Entries with figure data:
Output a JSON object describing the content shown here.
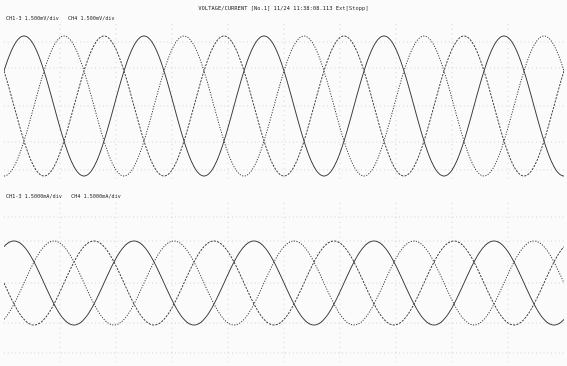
{
  "window": {
    "title": "VOLTAGE/CURRENT [No.1] 11/24 11:38:08.113 Ext[Stopp]"
  },
  "panels": [
    {
      "id": "voltage",
      "labels": [
        "CH1-3  1.500mV/div",
        "CH4  1.500mV/div"
      ]
    },
    {
      "id": "current",
      "labels": [
        "CH1-3  1.5000mA/div",
        "CH4  1.5000mA/div"
      ]
    }
  ],
  "style": {
    "trace_color": "#1c1c1c",
    "grid_color": "#9a9a9a",
    "background": "#fbfbfb"
  }
}
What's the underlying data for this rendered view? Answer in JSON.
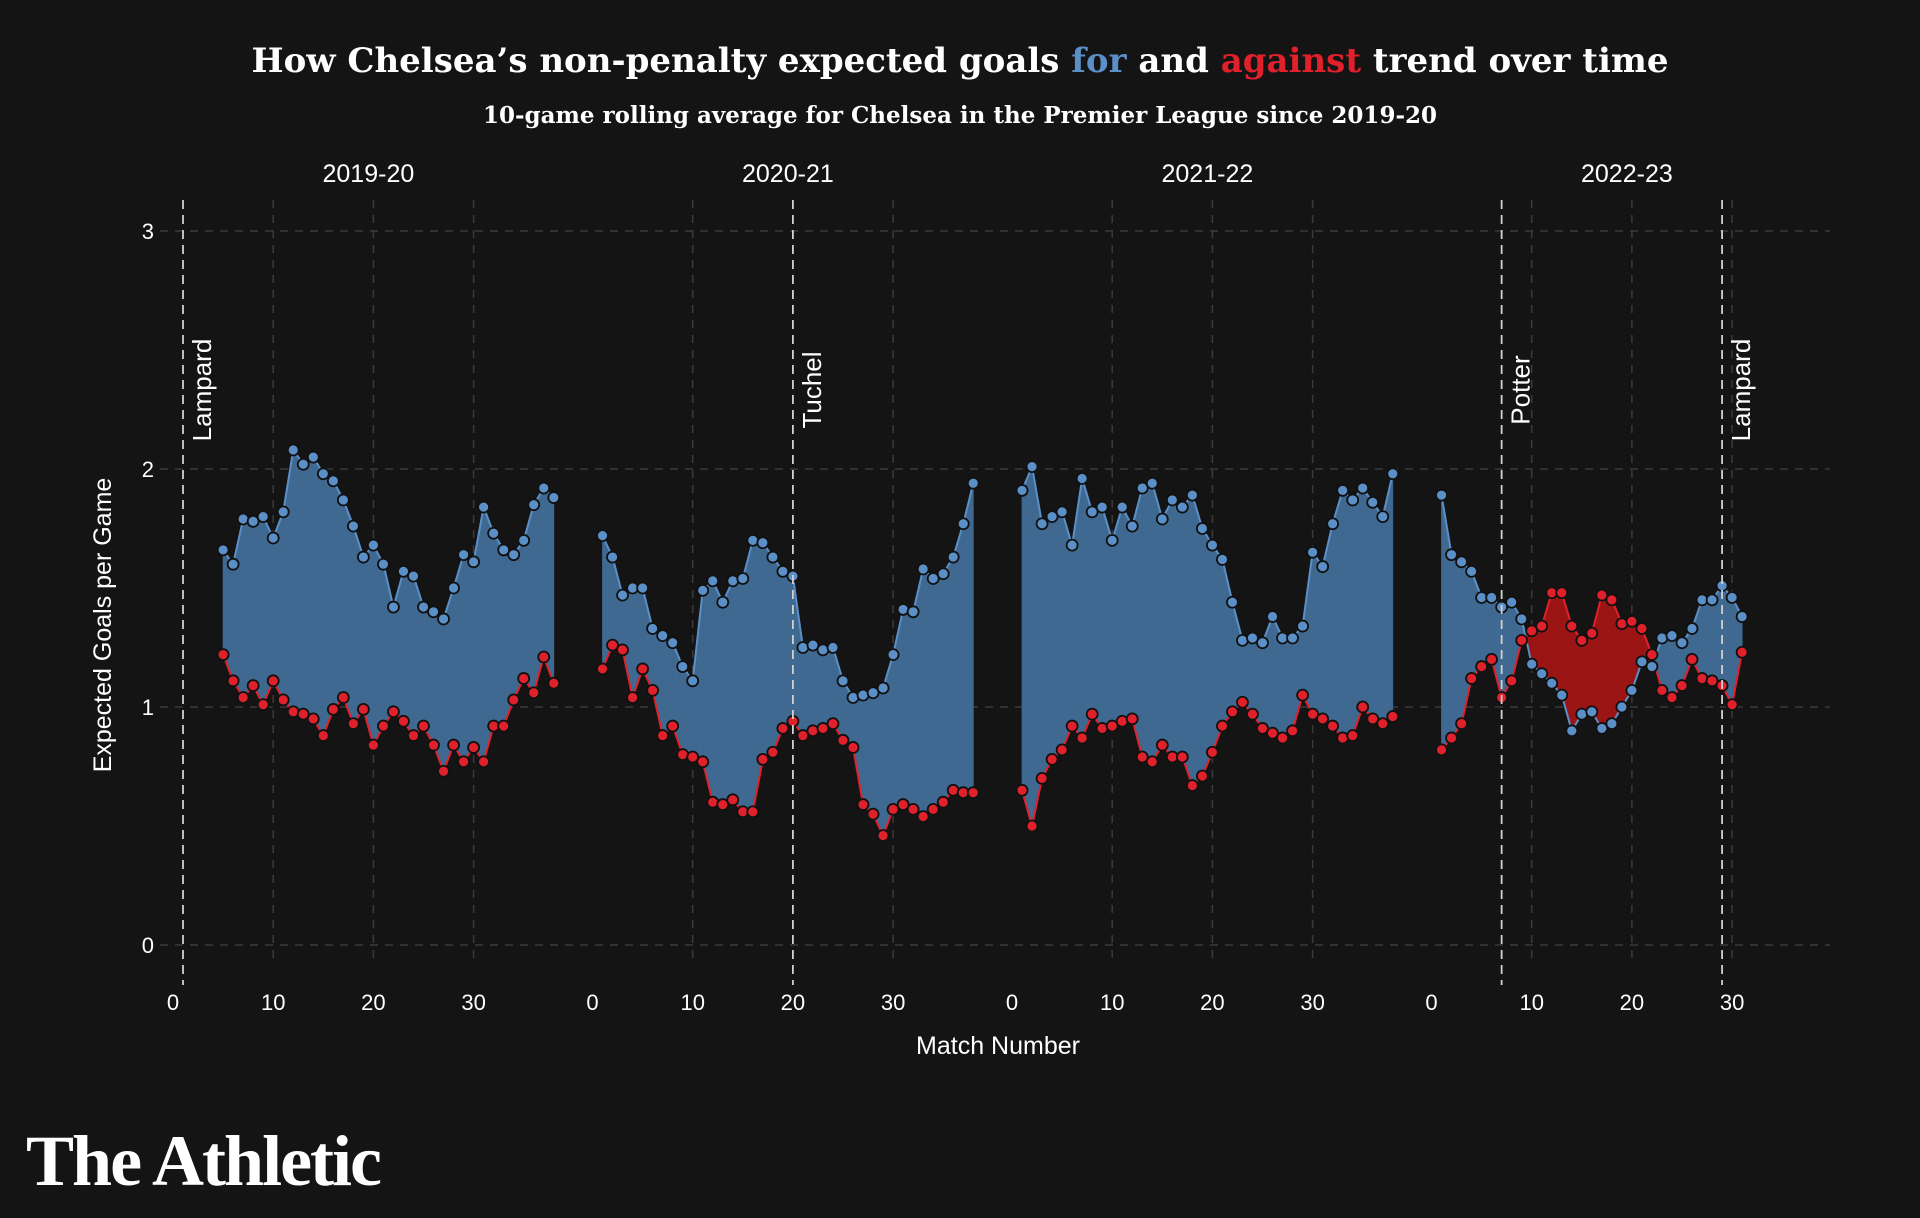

* WORK TO DO *
Omit every picture while copying the listing above exactly.

* OUTPUT BELOW *
Output a JSON object describing the content shown here.
{
  "window": {
    "title": "VOLTAGE/CURRENT [No.1] 11/24 11:38:08.113 Ext[Stopp]"
  },
  "panels": [
    {
      "id": "voltage",
      "labels": [
        "CH1-3  1.500mV/div",
        "CH4  1.500mV/div"
      ]
    },
    {
      "id": "current",
      "labels": [
        "CH1-3  1.5000mA/div",
        "CH4  1.5000mA/div"
      ]
    }
  ],
  "style": {
    "trace_color": "#1c1c1c",
    "grid_color": "#9a9a9a",
    "background": "#fbfbfb"
  }
}
What's the underlying data for this rendered view? Answer in JSON.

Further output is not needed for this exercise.